• **WORK INSTRUCTIONS**
Each entry below must be repeated word for word.

• **Items from a dataset**

----------

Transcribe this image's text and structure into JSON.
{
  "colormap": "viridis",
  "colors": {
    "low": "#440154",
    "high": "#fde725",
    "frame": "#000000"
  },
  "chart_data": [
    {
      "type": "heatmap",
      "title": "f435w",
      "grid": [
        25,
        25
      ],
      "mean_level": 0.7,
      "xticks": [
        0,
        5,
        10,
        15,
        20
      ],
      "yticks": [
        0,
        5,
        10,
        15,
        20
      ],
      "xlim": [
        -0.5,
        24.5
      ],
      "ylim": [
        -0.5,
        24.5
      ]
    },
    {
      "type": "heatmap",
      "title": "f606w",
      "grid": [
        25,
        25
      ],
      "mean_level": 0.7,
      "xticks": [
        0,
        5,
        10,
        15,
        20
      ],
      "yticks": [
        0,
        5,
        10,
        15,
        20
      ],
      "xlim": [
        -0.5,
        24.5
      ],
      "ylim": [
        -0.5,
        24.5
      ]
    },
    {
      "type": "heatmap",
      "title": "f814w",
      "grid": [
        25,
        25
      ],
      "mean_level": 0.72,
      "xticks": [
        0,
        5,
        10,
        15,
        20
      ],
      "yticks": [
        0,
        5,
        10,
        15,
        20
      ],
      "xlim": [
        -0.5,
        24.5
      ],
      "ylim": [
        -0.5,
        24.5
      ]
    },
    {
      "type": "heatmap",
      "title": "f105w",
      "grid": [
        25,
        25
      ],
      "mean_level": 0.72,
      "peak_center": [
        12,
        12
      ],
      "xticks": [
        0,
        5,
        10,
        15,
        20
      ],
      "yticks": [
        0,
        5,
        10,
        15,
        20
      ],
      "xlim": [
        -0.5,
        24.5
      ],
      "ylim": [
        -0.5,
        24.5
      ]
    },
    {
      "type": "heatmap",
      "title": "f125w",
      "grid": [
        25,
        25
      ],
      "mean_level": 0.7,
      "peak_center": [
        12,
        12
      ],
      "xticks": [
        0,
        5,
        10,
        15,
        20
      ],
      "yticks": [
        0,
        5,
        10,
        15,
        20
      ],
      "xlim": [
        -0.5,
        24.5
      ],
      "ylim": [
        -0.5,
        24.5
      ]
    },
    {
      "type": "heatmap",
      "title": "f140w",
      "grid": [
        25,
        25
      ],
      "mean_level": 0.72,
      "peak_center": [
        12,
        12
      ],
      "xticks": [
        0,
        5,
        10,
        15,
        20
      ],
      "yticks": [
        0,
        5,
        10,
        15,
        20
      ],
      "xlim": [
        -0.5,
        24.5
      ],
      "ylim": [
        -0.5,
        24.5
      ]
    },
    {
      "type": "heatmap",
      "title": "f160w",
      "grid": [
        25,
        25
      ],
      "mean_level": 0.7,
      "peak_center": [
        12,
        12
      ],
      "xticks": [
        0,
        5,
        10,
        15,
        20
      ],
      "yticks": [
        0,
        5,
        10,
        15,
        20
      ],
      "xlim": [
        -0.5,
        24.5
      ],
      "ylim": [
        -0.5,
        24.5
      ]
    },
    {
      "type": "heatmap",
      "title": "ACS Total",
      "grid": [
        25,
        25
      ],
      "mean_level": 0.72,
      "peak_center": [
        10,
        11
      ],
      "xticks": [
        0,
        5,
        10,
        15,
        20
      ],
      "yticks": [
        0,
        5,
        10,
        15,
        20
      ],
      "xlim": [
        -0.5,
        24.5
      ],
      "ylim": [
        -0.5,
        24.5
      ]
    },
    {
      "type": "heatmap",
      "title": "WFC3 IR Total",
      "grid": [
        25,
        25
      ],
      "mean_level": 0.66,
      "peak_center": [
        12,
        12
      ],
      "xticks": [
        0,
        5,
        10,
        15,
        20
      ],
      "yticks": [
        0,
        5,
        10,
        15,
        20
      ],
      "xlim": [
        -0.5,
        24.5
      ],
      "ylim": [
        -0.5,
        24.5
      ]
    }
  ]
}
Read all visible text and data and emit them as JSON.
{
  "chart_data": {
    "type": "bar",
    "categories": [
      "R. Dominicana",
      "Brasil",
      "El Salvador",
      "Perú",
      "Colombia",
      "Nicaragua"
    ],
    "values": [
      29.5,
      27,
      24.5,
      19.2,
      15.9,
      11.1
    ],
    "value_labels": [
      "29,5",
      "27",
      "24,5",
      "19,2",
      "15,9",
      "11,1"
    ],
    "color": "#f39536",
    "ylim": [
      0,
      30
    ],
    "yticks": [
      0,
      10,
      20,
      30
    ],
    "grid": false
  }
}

----------

• **WRITTEN SOLUTION**
Transcribe this image's text and structure into JSON.
{
  "colormap": "viridis",
  "colors": {
    "low": "#440154",
    "high": "#fde725",
    "frame": "#000000"
  },
  "chart_data": [
    {
      "type": "heatmap",
      "title": "f435w",
      "grid": [
        25,
        25
      ],
      "mean_level": 0.7,
      "xticks": [
        0,
        5,
        10,
        15,
        20
      ],
      "yticks": [
        0,
        5,
        10,
        15,
        20
      ],
      "xlim": [
        -0.5,
        24.5
      ],
      "ylim": [
        -0.5,
        24.5
      ]
    },
    {
      "type": "heatmap",
      "title": "f606w",
      "grid": [
        25,
        25
      ],
      "mean_level": 0.7,
      "xticks": [
        0,
        5,
        10,
        15,
        20
      ],
      "yticks": [
        0,
        5,
        10,
        15,
        20
      ],
      "xlim": [
        -0.5,
        24.5
      ],
      "ylim": [
        -0.5,
        24.5
      ]
    },
    {
      "type": "heatmap",
      "title": "f814w",
      "grid": [
        25,
        25
      ],
      "mean_level": 0.72,
      "xticks": [
        0,
        5,
        10,
        15,
        20
      ],
      "yticks": [
        0,
        5,
        10,
        15,
        20
      ],
      "xlim": [
        -0.5,
        24.5
      ],
      "ylim": [
        -0.5,
        24.5
      ]
    },
    {
      "type": "heatmap",
      "title": "f105w",
      "grid": [
        25,
        25
      ],
      "mean_level": 0.72,
      "peak_center": [
        12,
        12
      ],
      "xticks": [
        0,
        5,
        10,
        15,
        20
      ],
      "yticks": [
        0,
        5,
        10,
        15,
        20
      ],
      "xlim": [
        -0.5,
        24.5
      ],
      "ylim": [
        -0.5,
        24.5
      ]
    },
    {
      "type": "heatmap",
      "title": "f125w",
      "grid": [
        25,
        25
      ],
      "mean_level": 0.7,
      "peak_center": [
        12,
        12
      ],
      "xticks": [
        0,
        5,
        10,
        15,
        20
      ],
      "yticks": [
        0,
        5,
        10,
        15,
        20
      ],
      "xlim": [
        -0.5,
        24.5
      ],
      "ylim": [
        -0.5,
        24.5
      ]
    },
    {
      "type": "heatmap",
      "title": "f140w",
      "grid": [
        25,
        25
      ],
      "mean_level": 0.72,
      "peak_center": [
        12,
        12
      ],
      "xticks": [
        0,
        5,
        10,
        15,
        20
      ],
      "yticks": [
        0,
        5,
        10,
        15,
        20
      ],
      "xlim": [
        -0.5,
        24.5
      ],
      "ylim": [
        -0.5,
        24.5
      ]
    },
    {
      "type": "heatmap",
      "title": "f160w",
      "grid": [
        25,
        25
      ],
      "mean_level": 0.7,
      "peak_center": [
        12,
        12
      ],
      "xticks": [
        0,
        5,
        10,
        15,
        20
      ],
      "yticks": [
        0,
        5,
        10,
        15,
        20
      ],
      "xlim": [
        -0.5,
        24.5
      ],
      "ylim": [
        -0.5,
        24.5
      ]
    },
    {
      "type": "heatmap",
      "title": "ACS Total",
      "grid": [
        25,
        25
      ],
      "mean_level": 0.72,
      "peak_center": [
        10,
        11
      ],
      "xticks": [
        0,
        5,
        10,
        15,
        20
      ],
      "yticks": [
        0,
        5,
        10,
        15,
        20
      ],
      "xlim": [
        -0.5,
        24.5
      ],
      "ylim": [
        -0.5,
        24.5
      ]
    },
    {
      "type": "heatmap",
      "title": "WFC3 IR Total",
      "grid": [
        25,
        25
      ],
      "mean_level": 0.66,
      "peak_center": [
        12,
        12
      ],
      "xticks": [
        0,
        5,
        10,
        15,
        20
      ],
      "yticks": [
        0,
        5,
        10,
        15,
        20
      ],
      "xlim": [
        -0.5,
        24.5
      ],
      "ylim": [
        -0.5,
        24.5
      ]
    }
  ]
}
Read all visible text and data and emit them as JSON.
{
  "chart_data": {
    "type": "bar",
    "categories": [
      "R. Dominicana",
      "Brasil",
      "El Salvador",
      "Perú",
      "Colombia",
      "Nicaragua"
    ],
    "values": [
      29.5,
      27,
      24.5,
      19.2,
      15.9,
      11.1
    ],
    "value_labels": [
      "29,5",
      "27",
      "24,5",
      "19,2",
      "15,9",
      "11,1"
    ],
    "color": "#f39536",
    "ylim": [
      0,
      30
    ],
    "yticks": [
      0,
      10,
      20,
      30
    ],
    "grid": false
  }
}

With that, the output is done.